## begin INPUT ROWS
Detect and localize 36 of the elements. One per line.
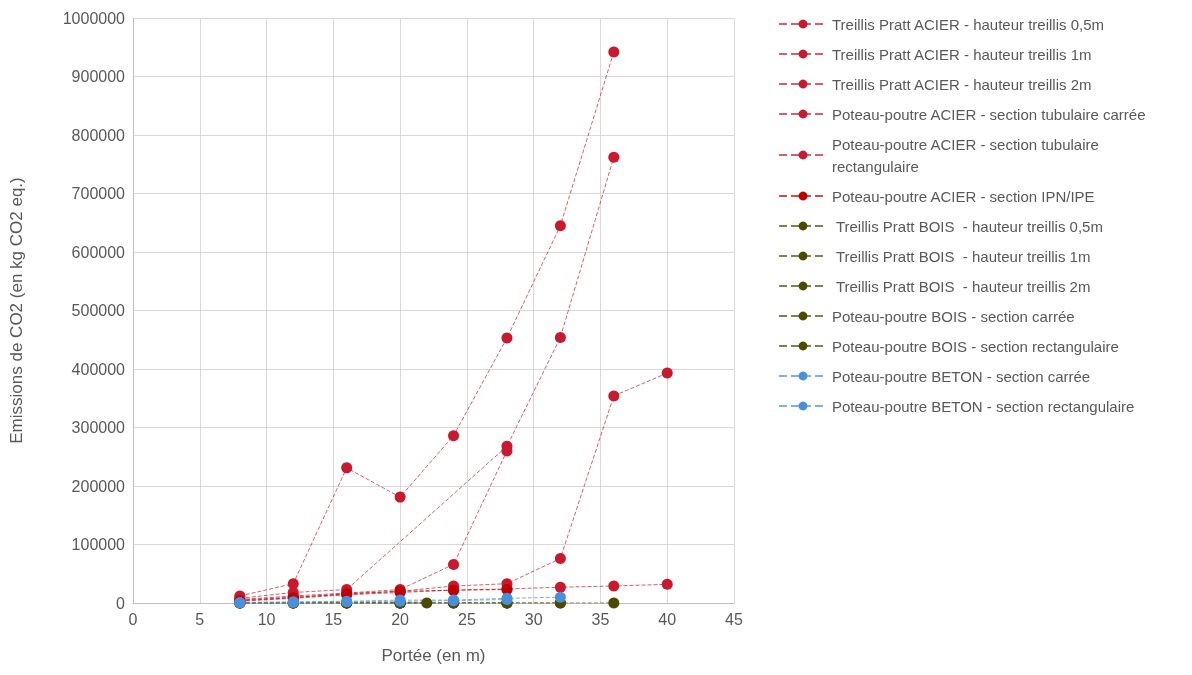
y-tick-label: 300000 — [71, 419, 126, 436]
x-tick-label: 20 — [391, 610, 410, 628]
y-tick-label: 500000 — [71, 302, 126, 319]
y-tick-label: 200000 — [71, 477, 126, 495]
legend-label: Treillis Pratt ACIER - hauteur treillis 1m — [832, 45, 1092, 63]
y-tick-label: 400000 — [71, 360, 126, 378]
legend-label: Treillis Pratt BOIS - hauteur treillis 2m — [832, 277, 1091, 295]
legend-label: Treillis Pratt BOIS - hauteur treillis 1m — [832, 247, 1091, 265]
x-axis-title: Portée (en m) — [381, 646, 486, 665]
x-tick-label: 30 — [524, 610, 543, 628]
x-tick-label: 25 — [457, 610, 476, 628]
legend-label: Treillis Pratt BOIS - hauteur treillis 0,5m — [832, 217, 1103, 235]
x-tick-label: 10 — [257, 610, 276, 628]
legend-label: Treillis Pratt ACIER - hauteur treillis 0,5m — [832, 15, 1105, 33]
legend-label: Poteau-poutre BETON - section carrée — [832, 367, 1091, 385]
x-tick-label: 35 — [591, 610, 610, 628]
y-tick-label: 700000 — [71, 185, 126, 202]
legend-label: Poteau-poutre ACIER - section tubulaire rectangulaire — [832, 135, 1103, 175]
legend-label: Poteau-poutre ACIER - section tubulaire carrée — [832, 105, 1146, 123]
x-tick-label: 45 — [725, 610, 743, 628]
y-tick-label: 100000 — [71, 536, 126, 553]
y-axis-title: Emissions de CO2 (en kg CO2 eq.) — [7, 177, 26, 444]
x-tick-label: 40 — [658, 610, 677, 628]
legend-label: Poteau-poutre BOIS - section rectangulaire — [832, 337, 1119, 355]
legend-label: Poteau-poutre BOIS - section carrée — [832, 307, 1075, 325]
y-tick-label: 1000000 — [62, 9, 126, 27]
x-tick-label: 5 — [195, 610, 205, 628]
x-tick-label: 0 — [128, 610, 138, 628]
legend-label: Poteau-poutre ACIER - section IPN/IPE — [832, 187, 1095, 205]
legend-label: Treillis Pratt ACIER - hauteur treillis 2m — [832, 75, 1092, 93]
y-tick-label: 900000 — [71, 68, 126, 85]
y-tick-label: 0 — [116, 594, 126, 612]
legend-label: Poteau-poutre BETON - section rectangulaire — [832, 397, 1135, 415]
y-tick-label: 800000 — [71, 126, 126, 144]
y-tick-label: 600000 — [71, 243, 126, 261]
x-tick-label: 15 — [324, 610, 343, 628]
## end INPUT ROWS
◆ WHAT YOU WILL DO:
Copy out the entries verbatim, beginning with the line that contains "y-tick-label: 300000 — [71, 419, 126, 436]" and continuing through the line that contains "x-tick-label: 30 — [524, 610, 543, 628]", both included.

◆ RESULT OF THE EXERCISE:
y-tick-label: 300000 — [71, 419, 126, 436]
x-tick-label: 20 — [391, 610, 410, 628]
y-tick-label: 500000 — [71, 302, 126, 319]
y-tick-label: 200000 — [71, 477, 126, 495]
legend-label: Treillis Pratt ACIER - hauteur treillis 1m — [832, 45, 1092, 63]
y-tick-label: 400000 — [71, 360, 126, 378]
legend-label: Treillis Pratt BOIS - hauteur treillis 2m — [832, 277, 1091, 295]
legend-label: Treillis Pratt BOIS - hauteur treillis 1m — [832, 247, 1091, 265]
x-axis-title: Portée (en m) — [381, 646, 486, 665]
x-tick-label: 30 — [524, 610, 543, 628]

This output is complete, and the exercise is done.